__AVAILABLE DATA__
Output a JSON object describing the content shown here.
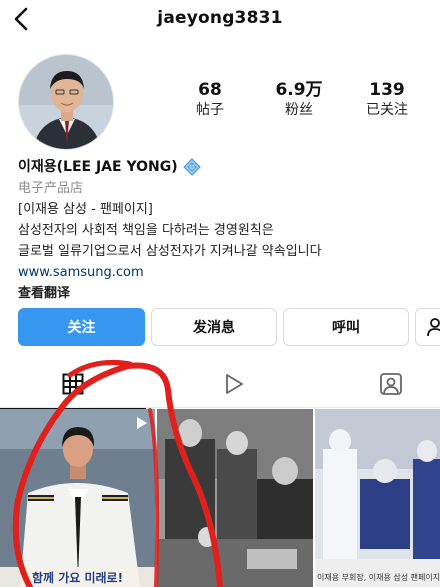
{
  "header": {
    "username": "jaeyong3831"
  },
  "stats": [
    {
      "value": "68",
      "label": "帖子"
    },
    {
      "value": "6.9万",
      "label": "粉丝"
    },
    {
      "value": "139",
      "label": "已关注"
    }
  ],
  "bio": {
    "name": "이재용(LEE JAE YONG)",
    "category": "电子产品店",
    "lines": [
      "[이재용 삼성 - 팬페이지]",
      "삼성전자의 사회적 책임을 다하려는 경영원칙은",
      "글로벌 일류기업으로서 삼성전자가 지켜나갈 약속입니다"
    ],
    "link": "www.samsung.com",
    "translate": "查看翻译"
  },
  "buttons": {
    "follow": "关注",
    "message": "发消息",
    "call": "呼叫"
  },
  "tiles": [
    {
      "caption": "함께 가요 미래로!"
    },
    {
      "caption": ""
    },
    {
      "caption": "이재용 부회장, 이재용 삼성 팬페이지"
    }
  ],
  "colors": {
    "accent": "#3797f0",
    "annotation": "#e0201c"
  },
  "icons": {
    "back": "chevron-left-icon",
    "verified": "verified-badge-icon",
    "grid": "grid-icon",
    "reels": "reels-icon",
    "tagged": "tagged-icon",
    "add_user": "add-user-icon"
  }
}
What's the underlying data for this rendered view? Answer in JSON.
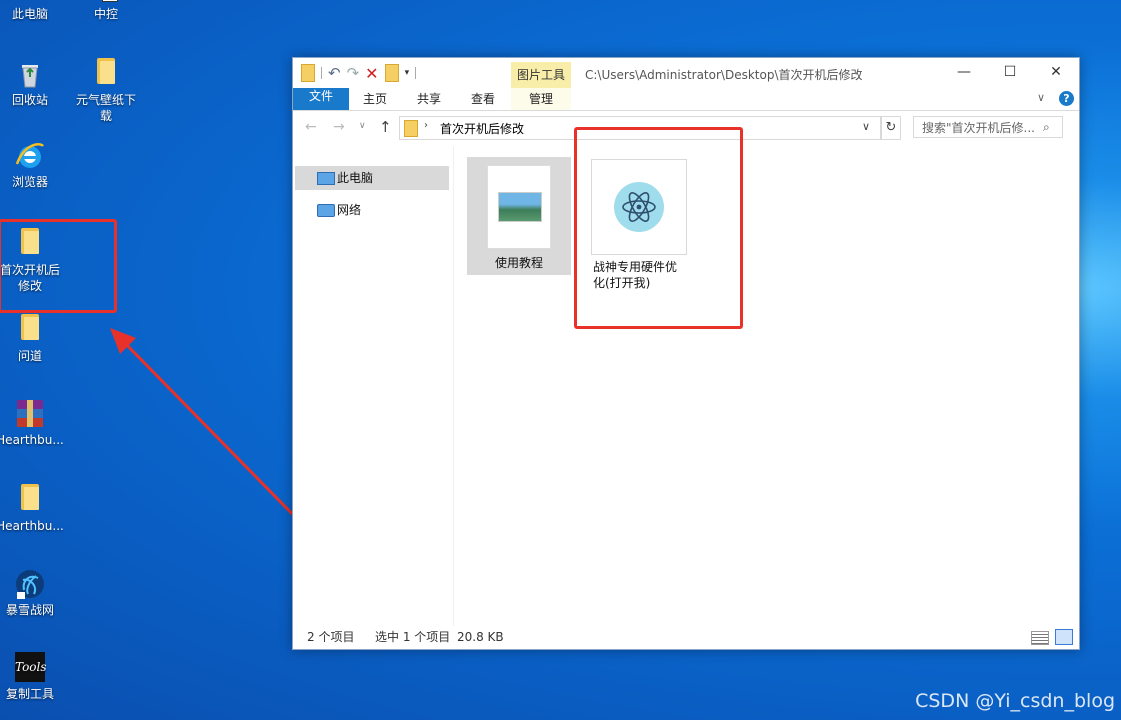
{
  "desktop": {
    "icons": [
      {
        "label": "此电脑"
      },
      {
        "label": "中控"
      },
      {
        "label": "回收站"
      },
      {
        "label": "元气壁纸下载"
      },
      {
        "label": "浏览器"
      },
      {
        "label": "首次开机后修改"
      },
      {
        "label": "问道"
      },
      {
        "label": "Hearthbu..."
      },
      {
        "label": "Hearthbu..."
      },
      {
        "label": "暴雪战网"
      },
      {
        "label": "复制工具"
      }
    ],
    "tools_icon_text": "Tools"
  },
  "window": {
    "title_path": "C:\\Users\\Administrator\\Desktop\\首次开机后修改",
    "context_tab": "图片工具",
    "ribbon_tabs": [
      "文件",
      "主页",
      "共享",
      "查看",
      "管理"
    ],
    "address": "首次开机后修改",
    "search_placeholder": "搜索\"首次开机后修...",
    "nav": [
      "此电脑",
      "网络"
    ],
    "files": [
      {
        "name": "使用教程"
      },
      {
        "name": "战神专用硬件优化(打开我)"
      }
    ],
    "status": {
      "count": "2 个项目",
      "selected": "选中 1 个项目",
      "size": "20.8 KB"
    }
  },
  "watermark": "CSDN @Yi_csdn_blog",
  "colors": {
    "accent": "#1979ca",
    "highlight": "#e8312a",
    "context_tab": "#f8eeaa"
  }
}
* * *
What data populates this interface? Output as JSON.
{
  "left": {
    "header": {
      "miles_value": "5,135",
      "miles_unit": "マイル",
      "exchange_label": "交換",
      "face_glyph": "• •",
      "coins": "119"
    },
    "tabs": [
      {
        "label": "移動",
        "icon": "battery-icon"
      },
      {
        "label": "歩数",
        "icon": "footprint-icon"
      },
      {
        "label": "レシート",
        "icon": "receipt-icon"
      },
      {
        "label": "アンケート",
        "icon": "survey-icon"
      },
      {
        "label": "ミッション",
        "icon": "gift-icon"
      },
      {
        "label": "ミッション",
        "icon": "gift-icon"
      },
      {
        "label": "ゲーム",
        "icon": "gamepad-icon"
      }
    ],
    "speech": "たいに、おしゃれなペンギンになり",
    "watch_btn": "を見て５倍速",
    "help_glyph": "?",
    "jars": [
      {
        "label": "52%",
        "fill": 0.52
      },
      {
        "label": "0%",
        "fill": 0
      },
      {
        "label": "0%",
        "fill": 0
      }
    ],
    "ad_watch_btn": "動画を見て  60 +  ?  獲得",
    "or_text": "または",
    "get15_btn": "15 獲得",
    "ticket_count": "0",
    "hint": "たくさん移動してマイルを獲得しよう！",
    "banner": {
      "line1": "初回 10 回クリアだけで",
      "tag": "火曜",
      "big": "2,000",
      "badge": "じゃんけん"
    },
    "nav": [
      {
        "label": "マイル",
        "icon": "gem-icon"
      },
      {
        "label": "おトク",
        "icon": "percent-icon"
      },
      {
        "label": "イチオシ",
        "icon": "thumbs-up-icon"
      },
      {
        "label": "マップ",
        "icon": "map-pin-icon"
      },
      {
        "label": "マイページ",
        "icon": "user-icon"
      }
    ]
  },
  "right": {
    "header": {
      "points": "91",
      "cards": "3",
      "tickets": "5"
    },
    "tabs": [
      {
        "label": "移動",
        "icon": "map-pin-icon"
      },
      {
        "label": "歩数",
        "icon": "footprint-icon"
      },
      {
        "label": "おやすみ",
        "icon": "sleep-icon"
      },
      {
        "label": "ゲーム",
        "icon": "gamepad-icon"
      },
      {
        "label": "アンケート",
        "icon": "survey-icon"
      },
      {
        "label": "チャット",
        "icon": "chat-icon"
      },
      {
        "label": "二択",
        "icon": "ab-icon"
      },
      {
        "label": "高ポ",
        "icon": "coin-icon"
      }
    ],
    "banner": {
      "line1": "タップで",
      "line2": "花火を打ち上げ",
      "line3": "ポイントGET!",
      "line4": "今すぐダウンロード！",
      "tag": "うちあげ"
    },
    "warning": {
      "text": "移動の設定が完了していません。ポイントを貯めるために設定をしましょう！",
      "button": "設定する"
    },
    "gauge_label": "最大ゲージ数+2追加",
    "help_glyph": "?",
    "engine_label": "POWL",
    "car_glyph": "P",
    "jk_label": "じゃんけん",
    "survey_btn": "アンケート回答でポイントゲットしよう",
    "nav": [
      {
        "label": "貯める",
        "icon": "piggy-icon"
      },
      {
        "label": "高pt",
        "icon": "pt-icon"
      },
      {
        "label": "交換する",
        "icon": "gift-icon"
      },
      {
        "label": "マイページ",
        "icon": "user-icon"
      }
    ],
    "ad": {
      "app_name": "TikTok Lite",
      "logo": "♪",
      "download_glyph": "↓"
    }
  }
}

__GIVEN INSTRUCTION__
Search the records for the word "caption" and copy every line where it occurs.

__EXERCISE RESULT__
      "caption": "함께 가요 미래로!"
      "caption": ""
      "caption": "이재용 부회장, 이재용 삼성 팬페이지"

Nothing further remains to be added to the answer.